Rows from a dataset:
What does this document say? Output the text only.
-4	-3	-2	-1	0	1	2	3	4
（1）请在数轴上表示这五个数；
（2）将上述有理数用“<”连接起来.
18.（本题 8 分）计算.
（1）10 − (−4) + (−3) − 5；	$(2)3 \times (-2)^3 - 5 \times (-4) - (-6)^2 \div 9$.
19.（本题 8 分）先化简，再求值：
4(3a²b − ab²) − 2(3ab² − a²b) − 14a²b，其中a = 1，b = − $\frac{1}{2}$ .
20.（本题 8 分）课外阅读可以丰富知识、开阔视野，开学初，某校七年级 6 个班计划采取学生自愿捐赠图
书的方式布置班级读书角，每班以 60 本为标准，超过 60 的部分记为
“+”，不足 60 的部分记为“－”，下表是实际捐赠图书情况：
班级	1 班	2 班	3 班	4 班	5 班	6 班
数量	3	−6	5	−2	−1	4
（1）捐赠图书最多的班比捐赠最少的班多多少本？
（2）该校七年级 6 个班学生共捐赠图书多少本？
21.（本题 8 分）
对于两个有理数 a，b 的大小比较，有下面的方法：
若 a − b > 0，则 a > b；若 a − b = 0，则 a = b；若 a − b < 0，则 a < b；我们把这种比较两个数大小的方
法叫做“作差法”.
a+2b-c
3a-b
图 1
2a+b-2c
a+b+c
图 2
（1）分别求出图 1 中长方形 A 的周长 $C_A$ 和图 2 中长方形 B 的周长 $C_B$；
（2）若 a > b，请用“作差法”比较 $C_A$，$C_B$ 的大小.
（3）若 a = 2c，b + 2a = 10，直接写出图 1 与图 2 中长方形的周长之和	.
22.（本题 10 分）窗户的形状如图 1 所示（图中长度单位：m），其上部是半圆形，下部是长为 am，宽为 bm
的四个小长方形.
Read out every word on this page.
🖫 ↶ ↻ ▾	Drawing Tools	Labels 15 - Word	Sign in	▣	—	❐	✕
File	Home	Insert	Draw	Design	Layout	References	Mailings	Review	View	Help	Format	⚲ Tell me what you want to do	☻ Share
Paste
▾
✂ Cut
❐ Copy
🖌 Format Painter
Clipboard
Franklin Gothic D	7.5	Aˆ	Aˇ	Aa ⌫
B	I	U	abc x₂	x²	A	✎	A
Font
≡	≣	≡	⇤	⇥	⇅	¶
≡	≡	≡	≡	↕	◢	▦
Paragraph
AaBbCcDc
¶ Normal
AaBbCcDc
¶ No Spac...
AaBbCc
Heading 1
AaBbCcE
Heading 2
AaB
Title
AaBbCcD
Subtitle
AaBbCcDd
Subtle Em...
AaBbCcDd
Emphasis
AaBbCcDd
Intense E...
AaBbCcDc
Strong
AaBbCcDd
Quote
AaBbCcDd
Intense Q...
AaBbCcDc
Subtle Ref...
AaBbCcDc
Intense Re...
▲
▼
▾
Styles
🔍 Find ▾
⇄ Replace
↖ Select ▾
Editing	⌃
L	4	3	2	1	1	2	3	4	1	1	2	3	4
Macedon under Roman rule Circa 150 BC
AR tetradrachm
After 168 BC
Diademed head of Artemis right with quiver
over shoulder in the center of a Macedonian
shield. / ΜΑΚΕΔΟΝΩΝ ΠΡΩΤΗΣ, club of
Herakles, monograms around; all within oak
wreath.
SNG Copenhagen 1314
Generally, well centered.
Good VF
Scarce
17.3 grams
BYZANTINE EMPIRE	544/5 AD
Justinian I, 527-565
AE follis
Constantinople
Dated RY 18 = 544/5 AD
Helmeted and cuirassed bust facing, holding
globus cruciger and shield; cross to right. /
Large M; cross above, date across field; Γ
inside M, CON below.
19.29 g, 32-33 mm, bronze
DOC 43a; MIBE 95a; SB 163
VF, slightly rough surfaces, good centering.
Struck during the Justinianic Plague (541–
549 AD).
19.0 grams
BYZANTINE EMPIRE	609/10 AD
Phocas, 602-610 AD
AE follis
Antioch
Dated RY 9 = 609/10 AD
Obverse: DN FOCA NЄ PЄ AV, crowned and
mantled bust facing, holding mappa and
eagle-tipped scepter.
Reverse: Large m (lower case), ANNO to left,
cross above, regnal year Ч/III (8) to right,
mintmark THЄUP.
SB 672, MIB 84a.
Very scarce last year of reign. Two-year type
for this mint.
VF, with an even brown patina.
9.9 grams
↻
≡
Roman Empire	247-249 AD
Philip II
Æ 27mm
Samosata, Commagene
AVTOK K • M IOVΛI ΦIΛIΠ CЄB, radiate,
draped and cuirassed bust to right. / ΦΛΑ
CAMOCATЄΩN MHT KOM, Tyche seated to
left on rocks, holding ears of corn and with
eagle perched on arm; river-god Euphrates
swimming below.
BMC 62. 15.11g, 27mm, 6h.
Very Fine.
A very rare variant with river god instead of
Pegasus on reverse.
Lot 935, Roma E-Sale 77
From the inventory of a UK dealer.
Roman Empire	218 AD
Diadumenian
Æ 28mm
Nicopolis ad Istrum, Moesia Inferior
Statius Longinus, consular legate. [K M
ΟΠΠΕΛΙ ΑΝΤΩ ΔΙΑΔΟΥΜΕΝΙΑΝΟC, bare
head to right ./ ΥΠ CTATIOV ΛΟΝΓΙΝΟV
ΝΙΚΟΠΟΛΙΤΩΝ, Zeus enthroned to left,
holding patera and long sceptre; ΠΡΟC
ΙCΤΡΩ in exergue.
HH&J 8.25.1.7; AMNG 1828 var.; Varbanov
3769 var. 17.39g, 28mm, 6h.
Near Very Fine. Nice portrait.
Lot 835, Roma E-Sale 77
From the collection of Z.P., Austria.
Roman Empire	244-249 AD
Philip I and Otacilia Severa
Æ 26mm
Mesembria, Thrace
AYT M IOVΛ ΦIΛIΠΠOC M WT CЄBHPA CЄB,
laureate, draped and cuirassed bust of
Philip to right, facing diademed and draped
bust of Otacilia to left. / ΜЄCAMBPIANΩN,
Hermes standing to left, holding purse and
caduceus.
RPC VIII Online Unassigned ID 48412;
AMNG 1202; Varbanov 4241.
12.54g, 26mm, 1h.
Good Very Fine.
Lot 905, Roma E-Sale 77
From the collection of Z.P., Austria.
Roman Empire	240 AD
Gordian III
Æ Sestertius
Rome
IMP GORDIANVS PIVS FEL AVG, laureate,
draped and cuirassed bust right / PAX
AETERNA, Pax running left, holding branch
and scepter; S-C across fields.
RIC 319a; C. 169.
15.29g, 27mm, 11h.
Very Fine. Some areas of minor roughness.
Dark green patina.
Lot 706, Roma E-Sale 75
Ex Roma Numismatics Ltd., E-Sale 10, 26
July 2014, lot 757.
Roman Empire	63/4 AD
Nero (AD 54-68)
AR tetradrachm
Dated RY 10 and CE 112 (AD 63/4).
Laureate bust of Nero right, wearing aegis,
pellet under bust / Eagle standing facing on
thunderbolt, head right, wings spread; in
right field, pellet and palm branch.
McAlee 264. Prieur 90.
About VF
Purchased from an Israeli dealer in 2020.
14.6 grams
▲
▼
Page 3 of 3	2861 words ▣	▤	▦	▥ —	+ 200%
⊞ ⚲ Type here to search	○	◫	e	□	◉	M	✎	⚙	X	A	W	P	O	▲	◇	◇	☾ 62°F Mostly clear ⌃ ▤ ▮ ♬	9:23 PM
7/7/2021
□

■ Stated exercise
Please output the entries above, every line exactly as it reads.

■ Solution to this task
What does this document say? Output the text only.
-4	-3	-2	-1	0	1	2	3	4
（1）请在数轴上表示这五个数；
（2）将上述有理数用“<”连接起来.
18.（本题 8 分）计算.
（1）10 − (−4) + (−3) − 5；	$(2)3 \times (-2)^3 - 5 \times (-4) - (-6)^2 \div 9$.
19.（本题 8 分）先化简，再求值：
4(3a²b − ab²) − 2(3ab² − a²b) − 14a²b，其中a = 1，b = − $\frac{1}{2}$ .
20.（本题 8 分）课外阅读可以丰富知识、开阔视野，开学初，某校七年级 6 个班计划采取学生自愿捐赠图
书的方式布置班级读书角，每班以 60 本为标准，超过 60 的部分记为
“+”，不足 60 的部分记为“－”，下表是实际捐赠图书情况：
班级	1 班	2 班	3 班	4 班	5 班	6 班
数量	3	−6	5	−2	−1	4
（1）捐赠图书最多的班比捐赠最少的班多多少本？
（2）该校七年级 6 个班学生共捐赠图书多少本？
21.（本题 8 分）
对于两个有理数 a，b 的大小比较，有下面的方法：
若 a − b > 0，则 a > b；若 a − b = 0，则 a = b；若 a − b < 0，则 a < b；我们把这种比较两个数大小的方
法叫做“作差法”.
a+2b-c
3a-b
图 1
2a+b-2c
a+b+c
图 2
（1）分别求出图 1 中长方形 A 的周长 $C_A$ 和图 2 中长方形 B 的周长 $C_B$；
（2）若 a > b，请用“作差法”比较 $C_A$，$C_B$ 的大小.
（3）若 a = 2c，b + 2a = 10，直接写出图 1 与图 2 中长方形的周长之和	.
22.（本题 10 分）窗户的形状如图 1 所示（图中长度单位：m），其上部是半圆形，下部是长为 am，宽为 bm
的四个小长方形.
Read out every word on this page.
🖫 ↶ ↻ ▾	Drawing Tools	Labels 15 - Word	Sign in	▣	—	❐	✕
File	Home	Insert	Draw	Design	Layout	References	Mailings	Review	View	Help	Format	⚲ Tell me what you want to do	☻ Share
Paste
▾
✂ Cut
❐ Copy
🖌 Format Painter
Clipboard
Franklin Gothic D	7.5	Aˆ	Aˇ	Aa ⌫
B	I	U	abc x₂	x²	A	✎	A
Font
≡	≣	≡	⇤	⇥	⇅	¶
≡	≡	≡	≡	↕	◢	▦
Paragraph
AaBbCcDc
¶ Normal
AaBbCcDc
¶ No Spac...
AaBbCc
Heading 1
AaBbCcE
Heading 2
AaB
Title
AaBbCcD
Subtitle
AaBbCcDd
Subtle Em...
AaBbCcDd
Emphasis
AaBbCcDd
Intense E...
AaBbCcDc
Strong
AaBbCcDd
Quote
AaBbCcDd
Intense Q...
AaBbCcDc
Subtle Ref...
AaBbCcDc
Intense Re...
▲
▼
▾
Styles
🔍 Find ▾
⇄ Replace
↖ Select ▾
Editing	⌃
L	4	3	2	1	1	2	3	4	1	1	2	3	4
Macedon under Roman rule Circa 150 BC
AR tetradrachm
After 168 BC
Diademed head of Artemis right with quiver
over shoulder in the center of a Macedonian
shield. / ΜΑΚΕΔΟΝΩΝ ΠΡΩΤΗΣ, club of
Herakles, monograms around; all within oak
wreath.
SNG Copenhagen 1314
Generally, well centered.
Good VF
Scarce
17.3 grams
BYZANTINE EMPIRE	544/5 AD
Justinian I, 527-565
AE follis
Constantinople
Dated RY 18 = 544/5 AD
Helmeted and cuirassed bust facing, holding
globus cruciger and shield; cross to right. /
Large M; cross above, date across field; Γ
inside M, CON below.
19.29 g, 32-33 mm, bronze
DOC 43a; MIBE 95a; SB 163
VF, slightly rough surfaces, good centering.
Struck during the Justinianic Plague (541–
549 AD).
19.0 grams
BYZANTINE EMPIRE	609/10 AD
Phocas, 602-610 AD
AE follis
Antioch
Dated RY 9 = 609/10 AD
Obverse: DN FOCA NЄ PЄ AV, crowned and
mantled bust facing, holding mappa and
eagle-tipped scepter.
Reverse: Large m (lower case), ANNO to left,
cross above, regnal year Ч/III (8) to right,
mintmark THЄUP.
SB 672, MIB 84a.
Very scarce last year of reign. Two-year type
for this mint.
VF, with an even brown patina.
9.9 grams
↻
≡
Roman Empire	247-249 AD
Philip II
Æ 27mm
Samosata, Commagene
AVTOK K • M IOVΛI ΦIΛIΠ CЄB, radiate,
draped and cuirassed bust to right. / ΦΛΑ
CAMOCATЄΩN MHT KOM, Tyche seated to
left on rocks, holding ears of corn and with
eagle perched on arm; river-god Euphrates
swimming below.
BMC 62. 15.11g, 27mm, 6h.
Very Fine.
A very rare variant with river god instead of
Pegasus on reverse.
Lot 935, Roma E-Sale 77
From the inventory of a UK dealer.
Roman Empire	218 AD
Diadumenian
Æ 28mm
Nicopolis ad Istrum, Moesia Inferior
Statius Longinus, consular legate. [K M
ΟΠΠΕΛΙ ΑΝΤΩ ΔΙΑΔΟΥΜΕΝΙΑΝΟC, bare
head to right ./ ΥΠ CTATIOV ΛΟΝΓΙΝΟV
ΝΙΚΟΠΟΛΙΤΩΝ, Zeus enthroned to left,
holding patera and long sceptre; ΠΡΟC
ΙCΤΡΩ in exergue.
HH&J 8.25.1.7; AMNG 1828 var.; Varbanov
3769 var. 17.39g, 28mm, 6h.
Near Very Fine. Nice portrait.
Lot 835, Roma E-Sale 77
From the collection of Z.P., Austria.
Roman Empire	244-249 AD
Philip I and Otacilia Severa
Æ 26mm
Mesembria, Thrace
AYT M IOVΛ ΦIΛIΠΠOC M WT CЄBHPA CЄB,
laureate, draped and cuirassed bust of
Philip to right, facing diademed and draped
bust of Otacilia to left. / ΜЄCAMBPIANΩN,
Hermes standing to left, holding purse and
caduceus.
RPC VIII Online Unassigned ID 48412;
AMNG 1202; Varbanov 4241.
12.54g, 26mm, 1h.
Good Very Fine.
Lot 905, Roma E-Sale 77
From the collection of Z.P., Austria.
Roman Empire	240 AD
Gordian III
Æ Sestertius
Rome
IMP GORDIANVS PIVS FEL AVG, laureate,
draped and cuirassed bust right / PAX
AETERNA, Pax running left, holding branch
and scepter; S-C across fields.
RIC 319a; C. 169.
15.29g, 27mm, 11h.
Very Fine. Some areas of minor roughness.
Dark green patina.
Lot 706, Roma E-Sale 75
Ex Roma Numismatics Ltd., E-Sale 10, 26
July 2014, lot 757.
Roman Empire	63/4 AD
Nero (AD 54-68)
AR tetradrachm
Dated RY 10 and CE 112 (AD 63/4).
Laureate bust of Nero right, wearing aegis,
pellet under bust / Eagle standing facing on
thunderbolt, head right, wings spread; in
right field, pellet and palm branch.
McAlee 264. Prieur 90.
About VF
Purchased from an Israeli dealer in 2020.
14.6 grams
▲
▼
Page 3 of 3	2861 words ▣	▤	▦	▥ —	+ 200%
⊞ ⚲ Type here to search	○	◫	e	□	◉	M	✎	⚙	X	A	W	P	O	▲	◇	◇	☾ 62°F Mostly clear ⌃ ▤ ▮ ♬	9:23 PM
7/7/2021
□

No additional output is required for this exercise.